*Your instructions*
Retype every entry word for word.

*Items from a data source*
+===+

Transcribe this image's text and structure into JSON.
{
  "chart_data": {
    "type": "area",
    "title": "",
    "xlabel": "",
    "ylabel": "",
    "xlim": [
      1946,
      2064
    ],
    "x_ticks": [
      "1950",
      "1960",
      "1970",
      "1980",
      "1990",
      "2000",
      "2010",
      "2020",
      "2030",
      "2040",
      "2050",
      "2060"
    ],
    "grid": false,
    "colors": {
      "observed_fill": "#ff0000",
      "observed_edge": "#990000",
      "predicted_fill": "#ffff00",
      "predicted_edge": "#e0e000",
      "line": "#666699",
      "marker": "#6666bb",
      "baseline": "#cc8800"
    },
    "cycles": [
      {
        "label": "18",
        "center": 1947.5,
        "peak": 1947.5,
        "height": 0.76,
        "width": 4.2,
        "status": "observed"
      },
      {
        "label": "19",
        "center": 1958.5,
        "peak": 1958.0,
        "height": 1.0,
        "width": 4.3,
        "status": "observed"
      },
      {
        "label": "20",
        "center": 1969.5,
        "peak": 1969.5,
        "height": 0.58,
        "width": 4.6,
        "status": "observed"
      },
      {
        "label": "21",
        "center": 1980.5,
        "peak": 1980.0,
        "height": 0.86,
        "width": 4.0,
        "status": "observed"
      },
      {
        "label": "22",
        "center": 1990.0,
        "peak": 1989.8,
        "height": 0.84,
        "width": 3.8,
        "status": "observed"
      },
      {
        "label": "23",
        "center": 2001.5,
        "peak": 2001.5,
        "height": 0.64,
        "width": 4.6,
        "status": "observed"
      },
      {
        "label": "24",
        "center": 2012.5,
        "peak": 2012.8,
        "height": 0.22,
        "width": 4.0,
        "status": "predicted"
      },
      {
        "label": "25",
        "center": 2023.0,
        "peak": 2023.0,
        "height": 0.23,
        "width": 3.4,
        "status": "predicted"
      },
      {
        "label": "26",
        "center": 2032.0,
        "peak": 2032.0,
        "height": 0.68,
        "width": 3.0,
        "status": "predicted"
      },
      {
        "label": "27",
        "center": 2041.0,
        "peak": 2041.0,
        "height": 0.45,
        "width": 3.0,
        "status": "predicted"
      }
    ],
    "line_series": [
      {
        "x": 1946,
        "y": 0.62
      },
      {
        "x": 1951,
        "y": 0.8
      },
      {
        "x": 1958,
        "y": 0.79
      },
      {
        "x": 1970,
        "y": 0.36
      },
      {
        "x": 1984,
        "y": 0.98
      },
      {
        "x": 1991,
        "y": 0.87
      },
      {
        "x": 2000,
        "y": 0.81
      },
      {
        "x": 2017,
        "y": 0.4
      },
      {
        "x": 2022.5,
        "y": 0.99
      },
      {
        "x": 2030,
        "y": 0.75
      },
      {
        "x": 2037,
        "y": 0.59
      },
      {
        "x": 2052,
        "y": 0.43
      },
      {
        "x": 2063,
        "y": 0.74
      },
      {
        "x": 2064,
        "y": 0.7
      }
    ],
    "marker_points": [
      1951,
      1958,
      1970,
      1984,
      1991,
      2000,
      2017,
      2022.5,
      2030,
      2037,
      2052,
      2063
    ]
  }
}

+===+

*Result of the task*
Transcribe this image's text and structure into JSON.
{
  "chart_data": {
    "type": "area",
    "title": "",
    "xlabel": "",
    "ylabel": "",
    "xlim": [
      1946,
      2064
    ],
    "x_ticks": [
      "1950",
      "1960",
      "1970",
      "1980",
      "1990",
      "2000",
      "2010",
      "2020",
      "2030",
      "2040",
      "2050",
      "2060"
    ],
    "grid": false,
    "colors": {
      "observed_fill": "#ff0000",
      "observed_edge": "#990000",
      "predicted_fill": "#ffff00",
      "predicted_edge": "#e0e000",
      "line": "#666699",
      "marker": "#6666bb",
      "baseline": "#cc8800"
    },
    "cycles": [
      {
        "label": "18",
        "center": 1947.5,
        "peak": 1947.5,
        "height": 0.76,
        "width": 4.2,
        "status": "observed"
      },
      {
        "label": "19",
        "center": 1958.5,
        "peak": 1958.0,
        "height": 1.0,
        "width": 4.3,
        "status": "observed"
      },
      {
        "label": "20",
        "center": 1969.5,
        "peak": 1969.5,
        "height": 0.58,
        "width": 4.6,
        "status": "observed"
      },
      {
        "label": "21",
        "center": 1980.5,
        "peak": 1980.0,
        "height": 0.86,
        "width": 4.0,
        "status": "observed"
      },
      {
        "label": "22",
        "center": 1990.0,
        "peak": 1989.8,
        "height": 0.84,
        "width": 3.8,
        "status": "observed"
      },
      {
        "label": "23",
        "center": 2001.5,
        "peak": 2001.5,
        "height": 0.64,
        "width": 4.6,
        "status": "observed"
      },
      {
        "label": "24",
        "center": 2012.5,
        "peak": 2012.8,
        "height": 0.22,
        "width": 4.0,
        "status": "predicted"
      },
      {
        "label": "25",
        "center": 2023.0,
        "peak": 2023.0,
        "height": 0.23,
        "width": 3.4,
        "status": "predicted"
      },
      {
        "label": "26",
        "center": 2032.0,
        "peak": 2032.0,
        "height": 0.68,
        "width": 3.0,
        "status": "predicted"
      },
      {
        "label": "27",
        "center": 2041.0,
        "peak": 2041.0,
        "height": 0.45,
        "width": 3.0,
        "status": "predicted"
      }
    ],
    "line_series": [
      {
        "x": 1946,
        "y": 0.62
      },
      {
        "x": 1951,
        "y": 0.8
      },
      {
        "x": 1958,
        "y": 0.79
      },
      {
        "x": 1970,
        "y": 0.36
      },
      {
        "x": 1984,
        "y": 0.98
      },
      {
        "x": 1991,
        "y": 0.87
      },
      {
        "x": 2000,
        "y": 0.81
      },
      {
        "x": 2017,
        "y": 0.4
      },
      {
        "x": 2022.5,
        "y": 0.99
      },
      {
        "x": 2030,
        "y": 0.75
      },
      {
        "x": 2037,
        "y": 0.59
      },
      {
        "x": 2052,
        "y": 0.43
      },
      {
        "x": 2063,
        "y": 0.74
      },
      {
        "x": 2064,
        "y": 0.7
      }
    ],
    "marker_points": [
      1951,
      1958,
      1970,
      1984,
      1991,
      2000,
      2017,
      2022.5,
      2030,
      2037,
      2052,
      2063
    ]
  }
}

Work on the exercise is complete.